(Stored records)
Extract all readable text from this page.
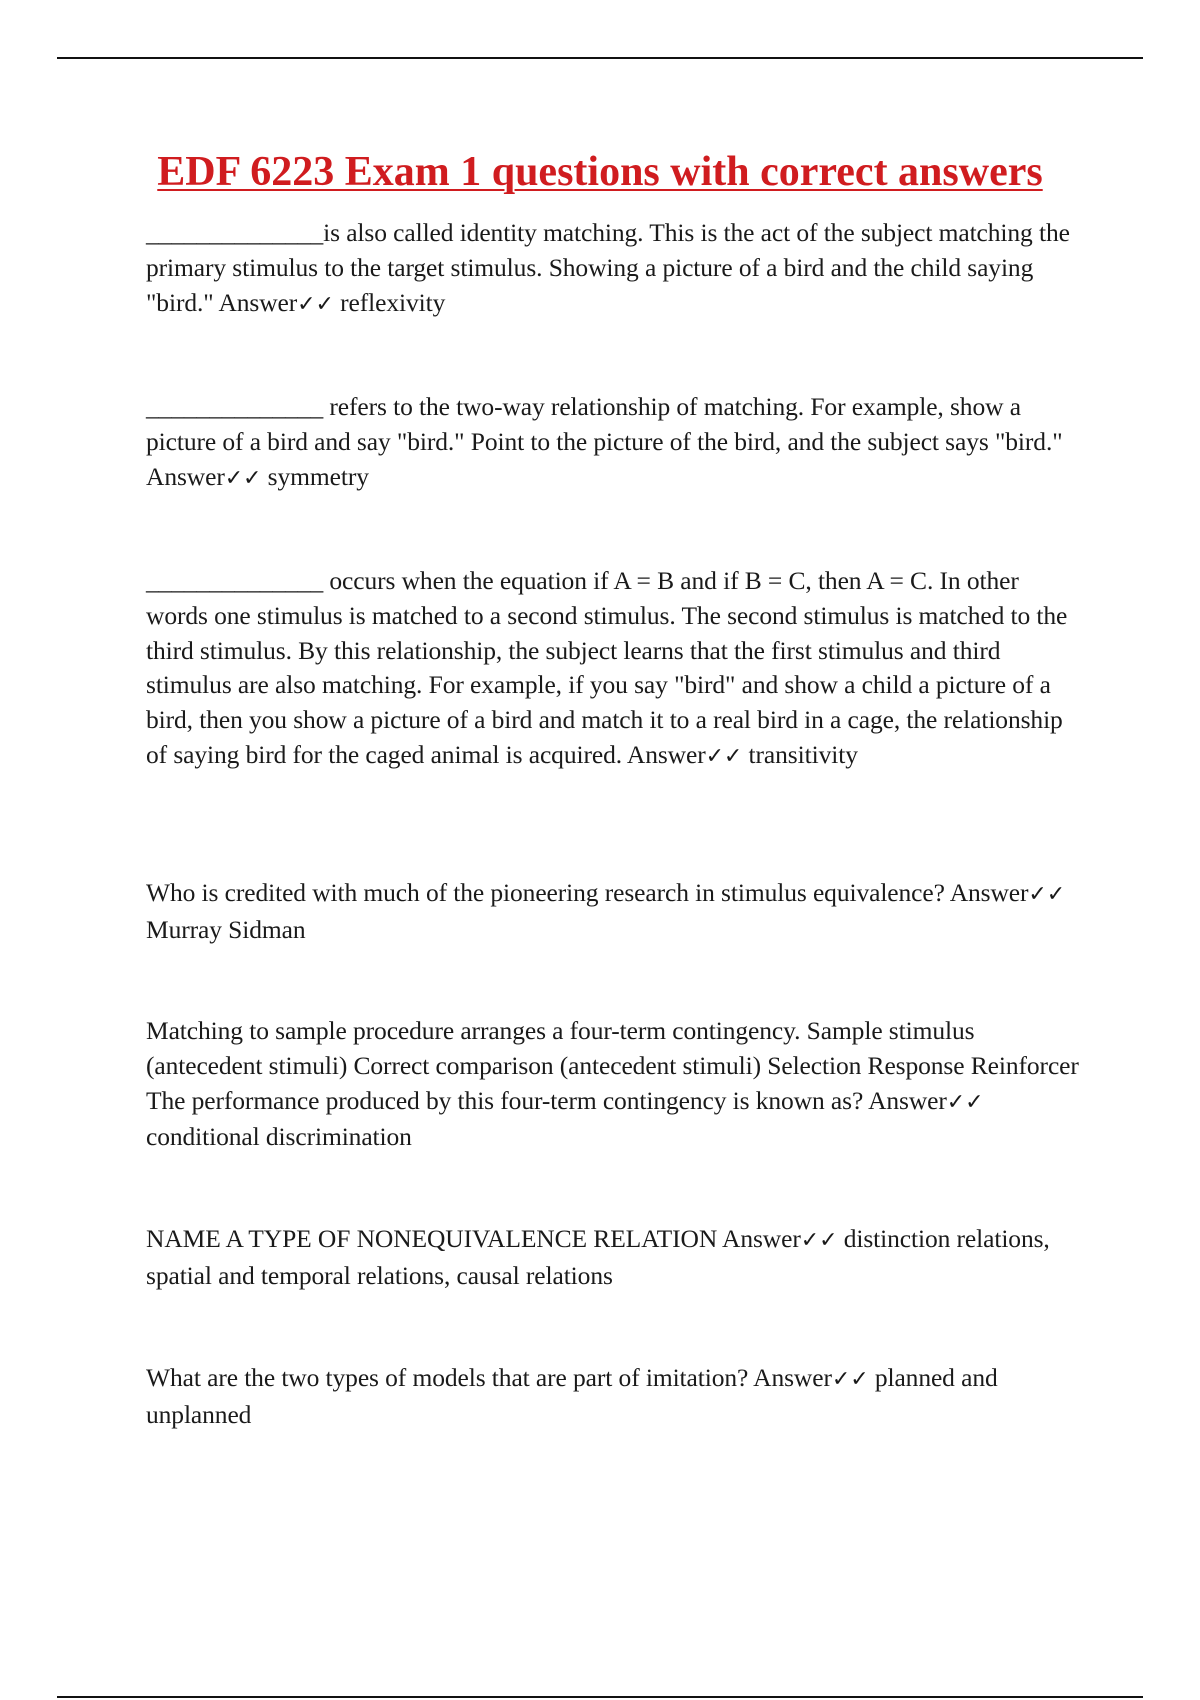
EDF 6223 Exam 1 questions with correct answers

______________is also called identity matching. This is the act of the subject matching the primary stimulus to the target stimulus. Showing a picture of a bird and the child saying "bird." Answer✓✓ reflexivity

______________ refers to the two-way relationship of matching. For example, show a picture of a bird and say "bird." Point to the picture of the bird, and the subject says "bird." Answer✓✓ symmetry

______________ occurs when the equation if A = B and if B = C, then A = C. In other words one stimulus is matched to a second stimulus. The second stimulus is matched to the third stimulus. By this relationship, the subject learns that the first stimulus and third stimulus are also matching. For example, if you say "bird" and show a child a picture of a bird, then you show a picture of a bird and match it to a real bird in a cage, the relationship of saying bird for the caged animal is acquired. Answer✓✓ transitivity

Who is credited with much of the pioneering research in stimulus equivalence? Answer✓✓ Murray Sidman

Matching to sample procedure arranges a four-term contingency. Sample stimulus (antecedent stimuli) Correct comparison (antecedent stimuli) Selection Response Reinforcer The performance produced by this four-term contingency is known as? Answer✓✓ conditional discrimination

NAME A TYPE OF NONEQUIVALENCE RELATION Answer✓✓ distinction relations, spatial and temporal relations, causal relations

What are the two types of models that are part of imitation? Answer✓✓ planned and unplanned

● Aim of the task
Show all lines in the entries above where the string "example" appears.

● Result for this exercise
______________ refers to the two-way relationship of matching. For example, show a picture of a bird and say "bird." Point to the picture of the bird, and the subject says "bird." Answer✓✓ symmetry
______________ occurs when the equation if A = B and if B = C, then A = C. In other words one stimulus is matched to a second stimulus. The second stimulus is matched to the third stimulus. By this relationship, the subject learns that the first stimulus and third stimulus are also matching. For example, if you say "bird" and show a child a picture of a bird, then you show a picture of a bird and match it to a real bird in a cage, the relationship of saying bird for the caged animal is acquired. Answer✓✓ transitivity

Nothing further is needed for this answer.